[Collected data]
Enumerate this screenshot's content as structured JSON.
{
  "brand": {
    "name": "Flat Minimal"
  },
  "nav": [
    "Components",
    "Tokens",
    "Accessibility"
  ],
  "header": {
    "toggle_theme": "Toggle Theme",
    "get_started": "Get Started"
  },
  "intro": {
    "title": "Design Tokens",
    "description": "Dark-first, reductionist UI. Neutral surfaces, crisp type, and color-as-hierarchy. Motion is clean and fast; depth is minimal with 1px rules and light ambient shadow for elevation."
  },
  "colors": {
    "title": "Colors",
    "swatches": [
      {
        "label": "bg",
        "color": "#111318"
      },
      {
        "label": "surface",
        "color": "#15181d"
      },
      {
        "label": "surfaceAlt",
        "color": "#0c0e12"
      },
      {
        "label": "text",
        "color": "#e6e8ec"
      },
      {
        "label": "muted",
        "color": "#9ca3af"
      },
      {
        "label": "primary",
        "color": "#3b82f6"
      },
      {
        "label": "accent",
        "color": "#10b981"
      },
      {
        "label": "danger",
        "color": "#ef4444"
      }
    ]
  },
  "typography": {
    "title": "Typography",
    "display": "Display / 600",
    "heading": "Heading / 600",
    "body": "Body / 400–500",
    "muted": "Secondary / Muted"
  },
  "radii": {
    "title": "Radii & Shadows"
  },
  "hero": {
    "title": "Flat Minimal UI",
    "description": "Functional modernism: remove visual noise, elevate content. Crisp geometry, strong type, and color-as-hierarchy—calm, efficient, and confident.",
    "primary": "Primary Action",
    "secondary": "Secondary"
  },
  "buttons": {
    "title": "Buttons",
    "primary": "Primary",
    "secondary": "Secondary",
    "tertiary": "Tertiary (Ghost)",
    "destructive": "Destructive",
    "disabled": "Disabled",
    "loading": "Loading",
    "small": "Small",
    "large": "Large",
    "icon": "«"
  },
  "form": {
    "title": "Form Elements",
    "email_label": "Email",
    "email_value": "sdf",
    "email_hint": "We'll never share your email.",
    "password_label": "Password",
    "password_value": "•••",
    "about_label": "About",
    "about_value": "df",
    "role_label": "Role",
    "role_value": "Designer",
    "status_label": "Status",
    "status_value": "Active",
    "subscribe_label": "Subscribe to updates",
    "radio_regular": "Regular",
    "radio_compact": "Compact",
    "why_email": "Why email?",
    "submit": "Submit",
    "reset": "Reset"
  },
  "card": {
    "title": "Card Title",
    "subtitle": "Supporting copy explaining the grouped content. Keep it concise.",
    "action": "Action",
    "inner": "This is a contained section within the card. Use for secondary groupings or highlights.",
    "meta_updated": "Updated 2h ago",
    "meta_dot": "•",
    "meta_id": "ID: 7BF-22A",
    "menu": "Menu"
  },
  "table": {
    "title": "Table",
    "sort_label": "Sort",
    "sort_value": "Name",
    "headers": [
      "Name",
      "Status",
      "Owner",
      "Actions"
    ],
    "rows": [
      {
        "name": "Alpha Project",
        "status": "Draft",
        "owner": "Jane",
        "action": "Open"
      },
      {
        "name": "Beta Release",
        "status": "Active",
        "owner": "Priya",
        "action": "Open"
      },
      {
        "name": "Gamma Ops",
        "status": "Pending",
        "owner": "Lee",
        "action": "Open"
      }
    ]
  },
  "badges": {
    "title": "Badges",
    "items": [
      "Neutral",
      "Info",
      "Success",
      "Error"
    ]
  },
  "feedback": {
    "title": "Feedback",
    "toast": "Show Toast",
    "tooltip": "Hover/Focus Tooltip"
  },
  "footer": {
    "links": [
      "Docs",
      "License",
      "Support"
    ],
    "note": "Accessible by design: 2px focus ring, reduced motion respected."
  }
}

*GIVEN PROBLEM*
Reproduce all the data word for word.

*EXPECTED OUTPUT*
Enumerate this screenshot's content as structured JSON.
{
  "brand": {
    "name": "Flat Minimal"
  },
  "nav": [
    "Components",
    "Tokens",
    "Accessibility"
  ],
  "header": {
    "toggle_theme": "Toggle Theme",
    "get_started": "Get Started"
  },
  "intro": {
    "title": "Design Tokens",
    "description": "Dark-first, reductionist UI. Neutral surfaces, crisp type, and color-as-hierarchy. Motion is clean and fast; depth is minimal with 1px rules and light ambient shadow for elevation."
  },
  "colors": {
    "title": "Colors",
    "swatches": [
      {
        "label": "bg",
        "color": "#111318"
      },
      {
        "label": "surface",
        "color": "#15181d"
      },
      {
        "label": "surfaceAlt",
        "color": "#0c0e12"
      },
      {
        "label": "text",
        "color": "#e6e8ec"
      },
      {
        "label": "muted",
        "color": "#9ca3af"
      },
      {
        "label": "primary",
        "color": "#3b82f6"
      },
      {
        "label": "accent",
        "color": "#10b981"
      },
      {
        "label": "danger",
        "color": "#ef4444"
      }
    ]
  },
  "typography": {
    "title": "Typography",
    "display": "Display / 600",
    "heading": "Heading / 600",
    "body": "Body / 400–500",
    "muted": "Secondary / Muted"
  },
  "radii": {
    "title": "Radii & Shadows"
  },
  "hero": {
    "title": "Flat Minimal UI",
    "description": "Functional modernism: remove visual noise, elevate content. Crisp geometry, strong type, and color-as-hierarchy—calm, efficient, and confident.",
    "primary": "Primary Action",
    "secondary": "Secondary"
  },
  "buttons": {
    "title": "Buttons",
    "primary": "Primary",
    "secondary": "Secondary",
    "tertiary": "Tertiary (Ghost)",
    "destructive": "Destructive",
    "disabled": "Disabled",
    "loading": "Loading",
    "small": "Small",
    "large": "Large",
    "icon": "«"
  },
  "form": {
    "title": "Form Elements",
    "email_label": "Email",
    "email_value": "sdf",
    "email_hint": "We'll never share your email.",
    "password_label": "Password",
    "password_value": "•••",
    "about_label": "About",
    "about_value": "df",
    "role_label": "Role",
    "role_value": "Designer",
    "status_label": "Status",
    "status_value": "Active",
    "subscribe_label": "Subscribe to updates",
    "radio_regular": "Regular",
    "radio_compact": "Compact",
    "why_email": "Why email?",
    "submit": "Submit",
    "reset": "Reset"
  },
  "card": {
    "title": "Card Title",
    "subtitle": "Supporting copy explaining the grouped content. Keep it concise.",
    "action": "Action",
    "inner": "This is a contained section within the card. Use for secondary groupings or highlights.",
    "meta_updated": "Updated 2h ago",
    "meta_dot": "•",
    "meta_id": "ID: 7BF-22A",
    "menu": "Menu"
  },
  "table": {
    "title": "Table",
    "sort_label": "Sort",
    "sort_value": "Name",
    "headers": [
      "Name",
      "Status",
      "Owner",
      "Actions"
    ],
    "rows": [
      {
        "name": "Alpha Project",
        "status": "Draft",
        "owner": "Jane",
        "action": "Open"
      },
      {
        "name": "Beta Release",
        "status": "Active",
        "owner": "Priya",
        "action": "Open"
      },
      {
        "name": "Gamma Ops",
        "status": "Pending",
        "owner": "Lee",
        "action": "Open"
      }
    ]
  },
  "badges": {
    "title": "Badges",
    "items": [
      "Neutral",
      "Info",
      "Success",
      "Error"
    ]
  },
  "feedback": {
    "title": "Feedback",
    "toast": "Show Toast",
    "tooltip": "Hover/Focus Tooltip"
  },
  "footer": {
    "links": [
      "Docs",
      "License",
      "Support"
    ],
    "note": "Accessible by design: 2px focus ring, reduced motion respected."
  }
}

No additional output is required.